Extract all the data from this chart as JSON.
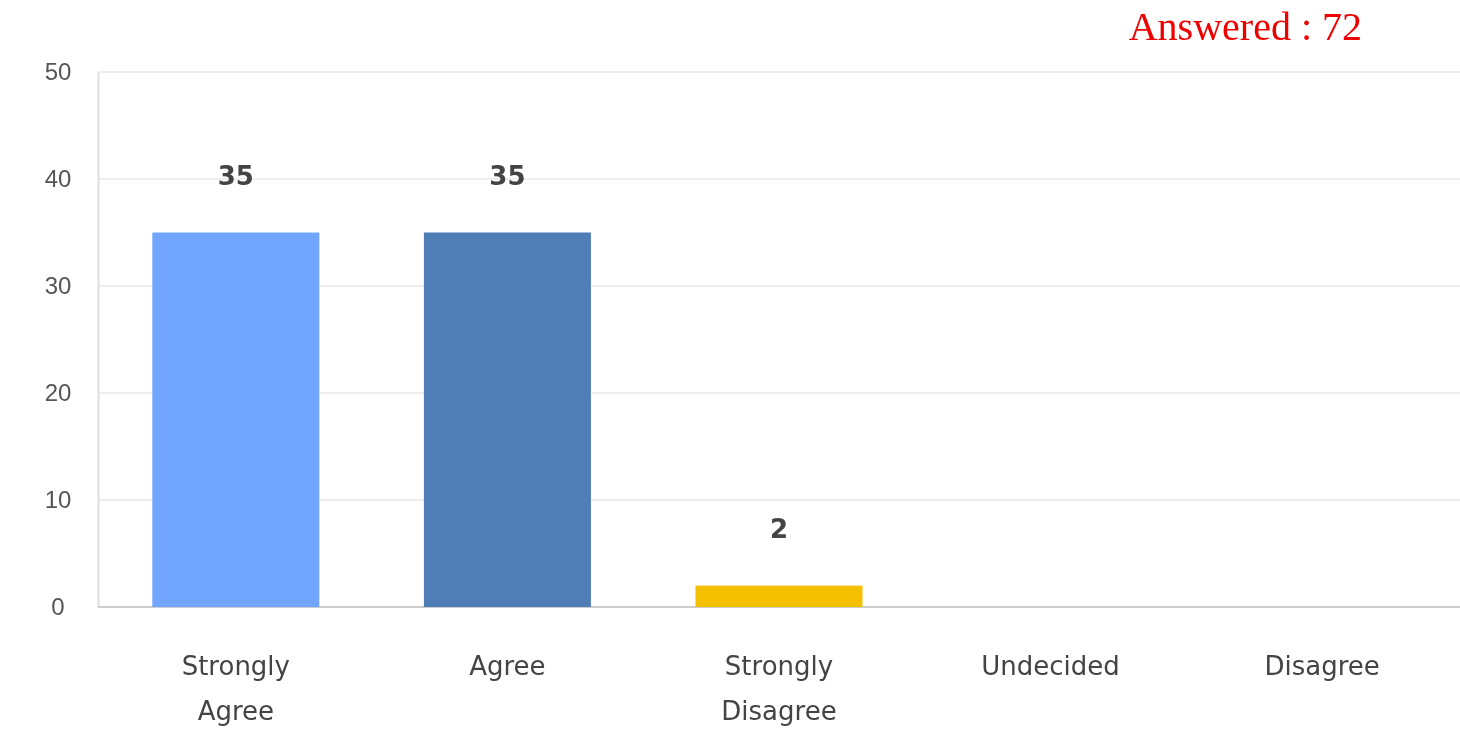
{
  "chart_data": {
    "type": "bar",
    "categories": [
      "Strongly Agree",
      "Agree",
      "Strongly Disagree",
      "Undecided",
      "Disagree"
    ],
    "values": [
      35,
      35,
      2,
      0,
      0
    ],
    "colors": [
      "#71a5ff",
      "#4f7db5",
      "#f5c000",
      "#4f7db5",
      "#4f7db5"
    ],
    "value_labels": [
      "35",
      "35",
      "2",
      null,
      null
    ],
    "ylim": [
      0,
      50
    ],
    "yticks": [
      0,
      10,
      20,
      30,
      40,
      50
    ],
    "grid": "y",
    "annotations": [
      "Answered : 72"
    ]
  }
}
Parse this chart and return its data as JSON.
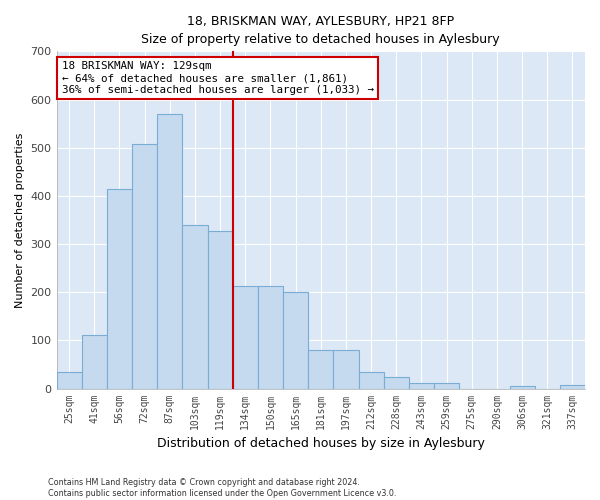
{
  "title1": "18, BRISKMAN WAY, AYLESBURY, HP21 8FP",
  "title2": "Size of property relative to detached houses in Aylesbury",
  "xlabel": "Distribution of detached houses by size in Aylesbury",
  "ylabel": "Number of detached properties",
  "categories": [
    "25sqm",
    "41sqm",
    "56sqm",
    "72sqm",
    "87sqm",
    "103sqm",
    "119sqm",
    "134sqm",
    "150sqm",
    "165sqm",
    "181sqm",
    "197sqm",
    "212sqm",
    "228sqm",
    "243sqm",
    "259sqm",
    "275sqm",
    "290sqm",
    "306sqm",
    "321sqm",
    "337sqm"
  ],
  "bar_heights": [
    35,
    112,
    415,
    507,
    570,
    340,
    328,
    212,
    212,
    200,
    80,
    80,
    35,
    25,
    12,
    12,
    0,
    0,
    5,
    0,
    8
  ],
  "bar_color": "#c5d9ef",
  "bar_edge_color": "#7aadd4",
  "vline_color": "#cc0000",
  "annotation_text": "18 BRISKMAN WAY: 129sqm\n← 64% of detached houses are smaller (1,861)\n36% of semi-detached houses are larger (1,033) →",
  "annotation_box_color": "#ffffff",
  "annotation_box_edge_color": "#cc0000",
  "ylim": [
    0,
    700
  ],
  "yticks": [
    0,
    100,
    200,
    300,
    400,
    500,
    600,
    700
  ],
  "background_color": "#ffffff",
  "plot_bg_color": "#dce8f5",
  "grid_color": "#ffffff",
  "footer1": "Contains HM Land Registry data © Crown copyright and database right 2024.",
  "footer2": "Contains public sector information licensed under the Open Government Licence v3.0."
}
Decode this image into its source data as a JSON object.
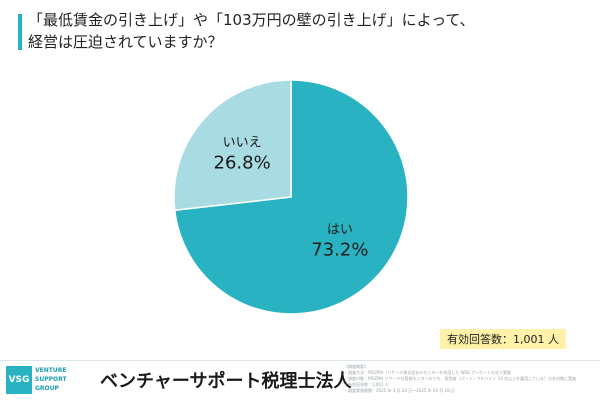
{
  "title": {
    "line1": "「最低賃金の引き上げ」や「103万円の壁の引き上げ」によって、",
    "line2": "経営は圧迫されていますか？"
  },
  "chart_data": {
    "type": "pie",
    "start_angle_deg": 0,
    "direction": "clockwise",
    "slices": [
      {
        "label": "はい",
        "value": 73.2,
        "display": "73.2%",
        "color": "#29b3c2"
      },
      {
        "label": "いいえ",
        "value": 26.8,
        "display": "26.8%",
        "color": "#a8dbe2"
      }
    ]
  },
  "respondents": "有効回答数：1,001 人",
  "footer": {
    "logo_mark": "VSG",
    "logo_lines": [
      "VENTURE",
      "SUPPORT",
      "GROUP"
    ],
    "firm_name": "ベンチャーサポート税理士法人",
    "notes": [
      "《調査概要》",
      "・調査方法：PRIZMA（リサーチ株式会社のモニターを利用した WEB アンケート方式で実施",
      "・調査対象：PRIZMA リサーチ社登録モニターのうち、経営者（パート・アルバイト 10 名以上を雇用している）方を対象に実施",
      "・有効回答数：1,001 人",
      "・調査実施期間：2025 年 4 月 24 日〜2025 年 04 月 28 日"
    ]
  }
}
-------------------------
STATED GOAL> Filter the entries down to the lines with the word "detached" in them.

EXERCISE OUTPUT>
  "title2": "Size of property relative to detached houses in Aylesbury",
  "xlabel": "Distribution of detached houses by size in Aylesbury",
  "ylabel": "Number of detached properties",
  "annotation_text": "18 BRISKMAN WAY: 129sqm\n← 64% of detached houses are smaller (1,861)\n36% of semi-detached houses are larger (1,033) →",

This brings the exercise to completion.